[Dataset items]
##########

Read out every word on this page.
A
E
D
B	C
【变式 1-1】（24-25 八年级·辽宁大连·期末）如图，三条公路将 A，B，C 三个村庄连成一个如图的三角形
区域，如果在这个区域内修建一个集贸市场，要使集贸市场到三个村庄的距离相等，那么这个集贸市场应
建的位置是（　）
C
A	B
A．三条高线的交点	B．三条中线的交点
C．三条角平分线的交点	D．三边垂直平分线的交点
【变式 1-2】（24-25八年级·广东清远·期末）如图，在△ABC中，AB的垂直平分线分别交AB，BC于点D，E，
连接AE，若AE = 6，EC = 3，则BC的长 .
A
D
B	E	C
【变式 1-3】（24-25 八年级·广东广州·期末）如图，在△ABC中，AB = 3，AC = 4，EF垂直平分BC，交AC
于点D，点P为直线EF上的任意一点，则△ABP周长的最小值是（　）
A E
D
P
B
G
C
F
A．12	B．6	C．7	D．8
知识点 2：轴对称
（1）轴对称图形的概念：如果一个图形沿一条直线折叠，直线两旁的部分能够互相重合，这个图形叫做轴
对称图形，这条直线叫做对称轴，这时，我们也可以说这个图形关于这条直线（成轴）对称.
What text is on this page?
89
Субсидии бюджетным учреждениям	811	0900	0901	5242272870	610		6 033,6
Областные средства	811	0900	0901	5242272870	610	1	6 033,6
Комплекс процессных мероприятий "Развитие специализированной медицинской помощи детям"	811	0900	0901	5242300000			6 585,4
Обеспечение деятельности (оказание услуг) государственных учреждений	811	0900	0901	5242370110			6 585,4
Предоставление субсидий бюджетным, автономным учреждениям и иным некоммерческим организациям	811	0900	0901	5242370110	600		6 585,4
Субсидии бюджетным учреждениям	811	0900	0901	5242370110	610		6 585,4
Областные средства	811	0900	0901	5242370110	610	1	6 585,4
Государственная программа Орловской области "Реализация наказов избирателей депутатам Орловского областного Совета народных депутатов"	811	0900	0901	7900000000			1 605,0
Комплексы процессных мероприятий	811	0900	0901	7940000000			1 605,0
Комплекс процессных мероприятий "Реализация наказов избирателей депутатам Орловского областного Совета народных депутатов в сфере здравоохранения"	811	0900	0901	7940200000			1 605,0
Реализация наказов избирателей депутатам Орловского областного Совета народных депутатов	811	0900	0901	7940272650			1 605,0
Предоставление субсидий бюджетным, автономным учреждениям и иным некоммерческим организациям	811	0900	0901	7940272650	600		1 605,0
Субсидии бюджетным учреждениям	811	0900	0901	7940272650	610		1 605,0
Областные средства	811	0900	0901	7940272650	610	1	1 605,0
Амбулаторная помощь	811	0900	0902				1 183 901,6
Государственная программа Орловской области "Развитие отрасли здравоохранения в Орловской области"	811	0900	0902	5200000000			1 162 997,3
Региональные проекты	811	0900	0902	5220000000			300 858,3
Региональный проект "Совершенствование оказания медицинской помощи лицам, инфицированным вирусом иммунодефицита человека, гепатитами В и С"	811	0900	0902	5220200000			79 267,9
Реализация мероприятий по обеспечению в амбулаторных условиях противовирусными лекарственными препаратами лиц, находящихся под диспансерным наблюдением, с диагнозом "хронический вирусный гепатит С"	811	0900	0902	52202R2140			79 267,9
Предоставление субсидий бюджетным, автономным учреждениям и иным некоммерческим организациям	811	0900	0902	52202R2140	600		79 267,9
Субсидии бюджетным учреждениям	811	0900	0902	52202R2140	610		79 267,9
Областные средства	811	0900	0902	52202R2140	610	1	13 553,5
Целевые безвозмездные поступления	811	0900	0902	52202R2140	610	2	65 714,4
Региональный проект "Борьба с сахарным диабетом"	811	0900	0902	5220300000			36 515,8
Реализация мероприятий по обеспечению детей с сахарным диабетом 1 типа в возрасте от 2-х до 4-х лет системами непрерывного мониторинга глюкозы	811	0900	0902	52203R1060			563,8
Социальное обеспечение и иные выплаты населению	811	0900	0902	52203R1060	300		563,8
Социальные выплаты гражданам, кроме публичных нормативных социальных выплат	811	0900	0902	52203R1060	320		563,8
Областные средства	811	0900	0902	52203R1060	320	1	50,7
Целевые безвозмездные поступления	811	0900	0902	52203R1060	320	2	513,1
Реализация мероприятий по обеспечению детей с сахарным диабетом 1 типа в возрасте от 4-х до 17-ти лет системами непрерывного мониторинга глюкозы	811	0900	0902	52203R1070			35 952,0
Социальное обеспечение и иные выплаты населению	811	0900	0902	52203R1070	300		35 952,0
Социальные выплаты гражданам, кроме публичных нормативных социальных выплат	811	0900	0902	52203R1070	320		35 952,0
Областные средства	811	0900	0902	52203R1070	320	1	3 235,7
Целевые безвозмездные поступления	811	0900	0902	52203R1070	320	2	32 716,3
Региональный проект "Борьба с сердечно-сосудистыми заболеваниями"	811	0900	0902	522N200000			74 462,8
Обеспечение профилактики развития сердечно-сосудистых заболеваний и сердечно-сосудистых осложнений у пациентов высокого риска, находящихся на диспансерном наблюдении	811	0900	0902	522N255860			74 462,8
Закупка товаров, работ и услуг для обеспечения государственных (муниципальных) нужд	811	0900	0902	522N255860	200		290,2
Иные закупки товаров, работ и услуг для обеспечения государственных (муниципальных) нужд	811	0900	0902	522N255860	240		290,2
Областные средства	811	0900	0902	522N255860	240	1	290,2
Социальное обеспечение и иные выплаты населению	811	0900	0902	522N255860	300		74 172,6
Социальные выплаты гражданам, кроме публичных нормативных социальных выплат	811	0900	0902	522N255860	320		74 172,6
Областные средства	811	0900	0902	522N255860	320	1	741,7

##########

* _Task directions_:
Select from the material above each line in which the string "областного" appears, and list those lines.

* _Solution to this problem_:
Государственная программа Орловской области "Реализация наказов избирателей депутатам Орловского областного Совета народных депутатов"	811	0900	0901	7900000000			1 605,0
Комплекс процессных мероприятий "Реализация наказов избирателей депутатам Орловского областного Совета народных депутатов в сфере здравоохранения"	811	0900	0901	7940200000			1 605,0
Реализация наказов избирателей депутатам Орловского областного Совета народных депутатов	811	0900	0901	7940272650			1 605,0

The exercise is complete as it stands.